■ Your objective: Reproduce the listing exactly, with no pictures in your copy.
··········
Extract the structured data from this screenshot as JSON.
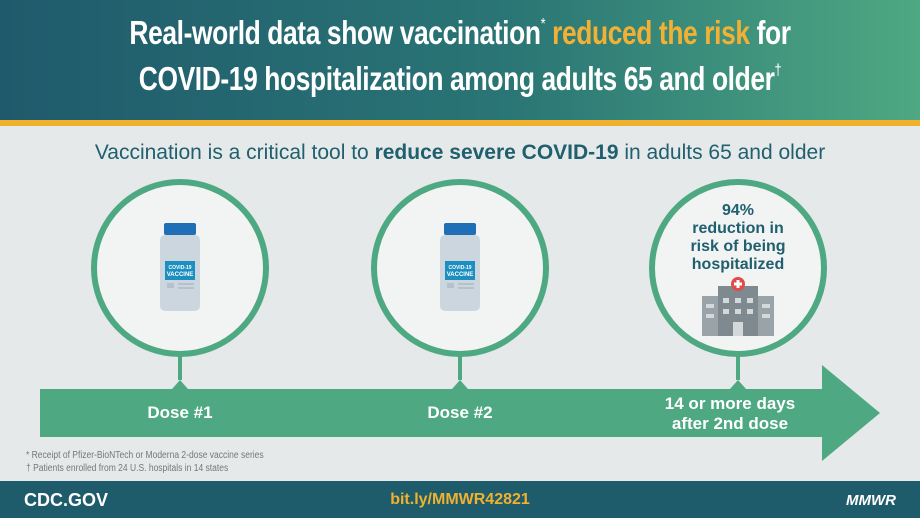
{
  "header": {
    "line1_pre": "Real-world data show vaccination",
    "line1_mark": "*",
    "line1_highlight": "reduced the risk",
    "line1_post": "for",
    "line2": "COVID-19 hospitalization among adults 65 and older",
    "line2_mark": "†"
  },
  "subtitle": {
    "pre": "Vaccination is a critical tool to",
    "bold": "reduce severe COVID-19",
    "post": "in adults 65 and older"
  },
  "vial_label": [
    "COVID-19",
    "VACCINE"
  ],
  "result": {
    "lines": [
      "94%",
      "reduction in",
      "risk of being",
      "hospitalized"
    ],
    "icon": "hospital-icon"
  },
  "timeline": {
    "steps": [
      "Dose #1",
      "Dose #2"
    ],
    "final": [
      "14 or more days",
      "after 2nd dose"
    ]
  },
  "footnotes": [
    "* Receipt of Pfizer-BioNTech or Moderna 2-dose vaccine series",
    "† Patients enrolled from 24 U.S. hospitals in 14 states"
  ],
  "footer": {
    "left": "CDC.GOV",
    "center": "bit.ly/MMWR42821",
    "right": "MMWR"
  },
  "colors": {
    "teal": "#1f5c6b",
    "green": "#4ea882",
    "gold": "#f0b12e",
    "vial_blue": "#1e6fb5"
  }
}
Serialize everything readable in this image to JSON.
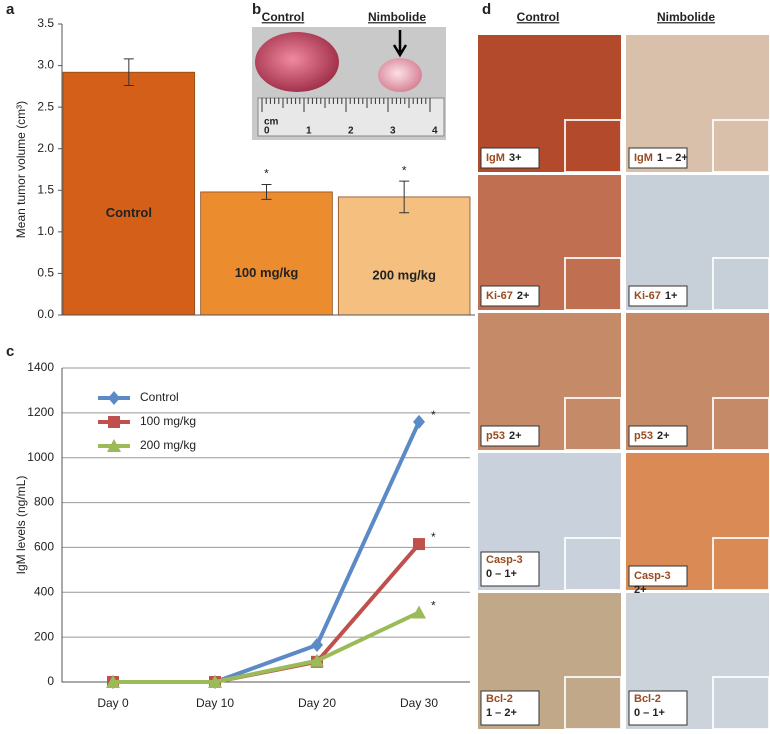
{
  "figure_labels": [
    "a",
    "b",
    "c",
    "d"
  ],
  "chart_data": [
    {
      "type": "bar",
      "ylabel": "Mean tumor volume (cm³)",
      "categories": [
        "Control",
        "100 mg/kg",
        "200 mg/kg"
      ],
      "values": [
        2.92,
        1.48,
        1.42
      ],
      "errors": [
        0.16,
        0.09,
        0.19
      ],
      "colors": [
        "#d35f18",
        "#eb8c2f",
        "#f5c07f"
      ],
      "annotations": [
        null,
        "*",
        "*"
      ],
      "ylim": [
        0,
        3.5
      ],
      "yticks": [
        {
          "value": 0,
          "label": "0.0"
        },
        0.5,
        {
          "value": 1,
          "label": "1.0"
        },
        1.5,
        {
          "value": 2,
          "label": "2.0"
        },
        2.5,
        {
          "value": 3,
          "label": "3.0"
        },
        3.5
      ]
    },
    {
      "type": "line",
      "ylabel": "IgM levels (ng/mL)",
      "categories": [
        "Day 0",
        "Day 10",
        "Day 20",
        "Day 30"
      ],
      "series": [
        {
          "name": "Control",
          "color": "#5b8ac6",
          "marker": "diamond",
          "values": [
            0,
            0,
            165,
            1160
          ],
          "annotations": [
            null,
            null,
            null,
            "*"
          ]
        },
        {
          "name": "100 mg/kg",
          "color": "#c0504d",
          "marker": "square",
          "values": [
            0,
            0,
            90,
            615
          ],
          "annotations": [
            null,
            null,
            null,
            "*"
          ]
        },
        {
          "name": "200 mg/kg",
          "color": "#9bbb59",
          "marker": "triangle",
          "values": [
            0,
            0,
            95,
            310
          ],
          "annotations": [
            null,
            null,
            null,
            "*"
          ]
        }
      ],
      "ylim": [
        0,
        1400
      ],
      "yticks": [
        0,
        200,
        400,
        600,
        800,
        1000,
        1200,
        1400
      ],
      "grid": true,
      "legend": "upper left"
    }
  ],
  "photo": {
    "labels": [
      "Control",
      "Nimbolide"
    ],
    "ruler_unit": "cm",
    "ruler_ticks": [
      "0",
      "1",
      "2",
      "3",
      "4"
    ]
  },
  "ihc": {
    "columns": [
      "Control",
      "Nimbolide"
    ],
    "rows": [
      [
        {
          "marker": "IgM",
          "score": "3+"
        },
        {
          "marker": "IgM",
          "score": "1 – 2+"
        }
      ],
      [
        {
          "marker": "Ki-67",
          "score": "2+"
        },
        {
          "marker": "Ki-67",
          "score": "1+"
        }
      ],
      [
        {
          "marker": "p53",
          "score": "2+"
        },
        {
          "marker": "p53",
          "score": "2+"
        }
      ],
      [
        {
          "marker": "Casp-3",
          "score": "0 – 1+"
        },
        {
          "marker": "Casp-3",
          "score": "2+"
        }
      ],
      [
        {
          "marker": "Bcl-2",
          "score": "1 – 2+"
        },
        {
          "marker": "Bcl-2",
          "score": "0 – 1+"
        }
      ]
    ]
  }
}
··········
■ Task result:
Extract the structured data from this screenshot as JSON.
{
  "header": {
    "line1_pre": "Real-world data show vaccination",
    "line1_mark": "*",
    "line1_highlight": "reduced the risk",
    "line1_post": "for",
    "line2": "COVID-19 hospitalization among adults 65 and older",
    "line2_mark": "†"
  },
  "subtitle": {
    "pre": "Vaccination is a critical tool to",
    "bold": "reduce severe COVID-19",
    "post": "in adults 65 and older"
  },
  "vial_label": [
    "COVID-19",
    "VACCINE"
  ],
  "result": {
    "lines": [
      "94%",
      "reduction in",
      "risk of being",
      "hospitalized"
    ],
    "icon": "hospital-icon"
  },
  "timeline": {
    "steps": [
      "Dose #1",
      "Dose #2"
    ],
    "final": [
      "14 or more days",
      "after 2nd dose"
    ]
  },
  "footnotes": [
    "* Receipt of Pfizer-BioNTech or Moderna 2-dose vaccine series",
    "† Patients enrolled from 24 U.S. hospitals in 14 states"
  ],
  "footer": {
    "left": "CDC.GOV",
    "center": "bit.ly/MMWR42821",
    "right": "MMWR"
  },
  "colors": {
    "teal": "#1f5c6b",
    "green": "#4ea882",
    "gold": "#f0b12e",
    "vial_blue": "#1e6fb5"
  }
}
Serialize everything readable in this image to JSON.
{
  "figure_labels": [
    "a",
    "b",
    "c",
    "d"
  ],
  "chart_data": [
    {
      "type": "bar",
      "ylabel": "Mean tumor volume (cm³)",
      "categories": [
        "Control",
        "100 mg/kg",
        "200 mg/kg"
      ],
      "values": [
        2.92,
        1.48,
        1.42
      ],
      "errors": [
        0.16,
        0.09,
        0.19
      ],
      "colors": [
        "#d35f18",
        "#eb8c2f",
        "#f5c07f"
      ],
      "annotations": [
        null,
        "*",
        "*"
      ],
      "ylim": [
        0,
        3.5
      ],
      "yticks": [
        {
          "value": 0,
          "label": "0.0"
        },
        0.5,
        {
          "value": 1,
          "label": "1.0"
        },
        1.5,
        {
          "value": 2,
          "label": "2.0"
        },
        2.5,
        {
          "value": 3,
          "label": "3.0"
        },
        3.5
      ]
    },
    {
      "type": "line",
      "ylabel": "IgM levels (ng/mL)",
      "categories": [
        "Day 0",
        "Day 10",
        "Day 20",
        "Day 30"
      ],
      "series": [
        {
          "name": "Control",
          "color": "#5b8ac6",
          "marker": "diamond",
          "values": [
            0,
            0,
            165,
            1160
          ],
          "annotations": [
            null,
            null,
            null,
            "*"
          ]
        },
        {
          "name": "100 mg/kg",
          "color": "#c0504d",
          "marker": "square",
          "values": [
            0,
            0,
            90,
            615
          ],
          "annotations": [
            null,
            null,
            null,
            "*"
          ]
        },
        {
          "name": "200 mg/kg",
          "color": "#9bbb59",
          "marker": "triangle",
          "values": [
            0,
            0,
            95,
            310
          ],
          "annotations": [
            null,
            null,
            null,
            "*"
          ]
        }
      ],
      "ylim": [
        0,
        1400
      ],
      "yticks": [
        0,
        200,
        400,
        600,
        800,
        1000,
        1200,
        1400
      ],
      "grid": true,
      "legend": "upper left"
    }
  ],
  "photo": {
    "labels": [
      "Control",
      "Nimbolide"
    ],
    "ruler_unit": "cm",
    "ruler_ticks": [
      "0",
      "1",
      "2",
      "3",
      "4"
    ]
  },
  "ihc": {
    "columns": [
      "Control",
      "Nimbolide"
    ],
    "rows": [
      [
        {
          "marker": "IgM",
          "score": "3+"
        },
        {
          "marker": "IgM",
          "score": "1 – 2+"
        }
      ],
      [
        {
          "marker": "Ki-67",
          "score": "2+"
        },
        {
          "marker": "Ki-67",
          "score": "1+"
        }
      ],
      [
        {
          "marker": "p53",
          "score": "2+"
        },
        {
          "marker": "p53",
          "score": "2+"
        }
      ],
      [
        {
          "marker": "Casp-3",
          "score": "0 – 1+"
        },
        {
          "marker": "Casp-3",
          "score": "2+"
        }
      ],
      [
        {
          "marker": "Bcl-2",
          "score": "1 – 2+"
        },
        {
          "marker": "Bcl-2",
          "score": "0 – 1+"
        }
      ]
    ]
  }
}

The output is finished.